§ DATASET ENTRIES:

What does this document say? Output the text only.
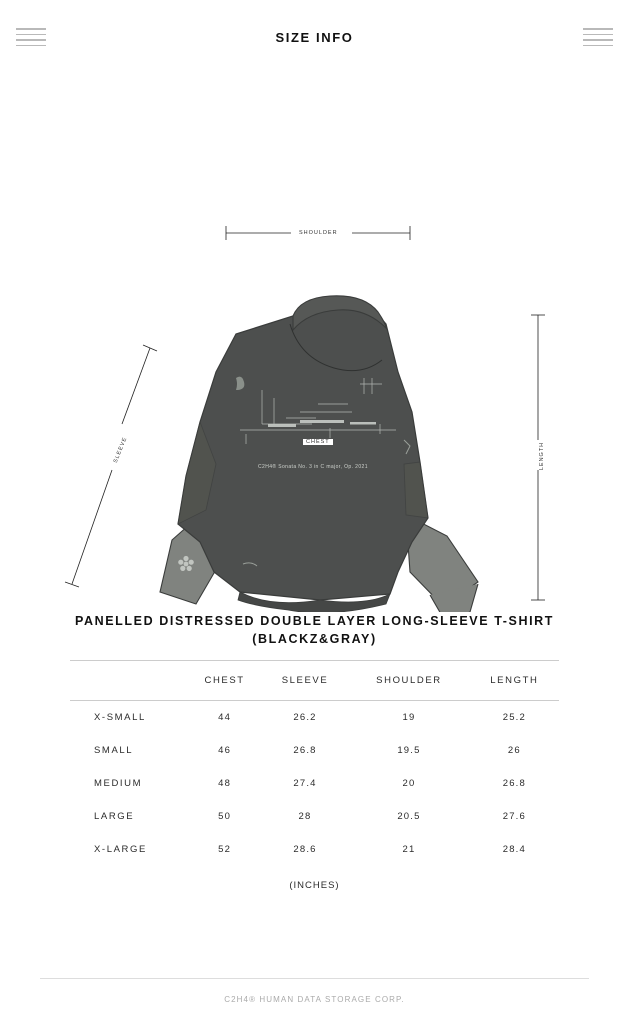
SIZE INFO
C2H4® Sonata No. 3 in C major, Op. 2021
SHOULDER
CHEST
SLEEVE	LENGTH
PANELLED DISTRESSED DOUBLE LAYER LONG-SLEEVE T-SHIRT
(BLACKZ&GRAY)
	CHEST	SLEEVE	SHOULDER	LENGTH
X-SMALL	44	26.2	19	25.2
SMALL	46	26.8	19.5	26
MEDIUM	48	27.4	20	26.8
LARGE	50	28	20.5	27.6
X-LARGE	52	28.6	21	28.4
(INCHES)
C2H4® HUMAN DATA STORAGE CORP.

§ GIVEN PROBLEM:
Restate the whole listing above exactly, please, omitting every image.

§ EXERCISE ANSWER:
What does this document say? Output the text only.
SIZE INFO
C2H4® Sonata No. 3 in C major, Op. 2021
SHOULDER
CHEST
SLEEVE	LENGTH
PANELLED DISTRESSED DOUBLE LAYER LONG-SLEEVE T-SHIRT
(BLACKZ&GRAY)
	CHEST	SLEEVE	SHOULDER	LENGTH
X-SMALL	44	26.2	19	25.2
SMALL	46	26.8	19.5	26
MEDIUM	48	27.4	20	26.8
LARGE	50	28	20.5	27.6
X-LARGE	52	28.6	21	28.4
(INCHES)
C2H4® HUMAN DATA STORAGE CORP.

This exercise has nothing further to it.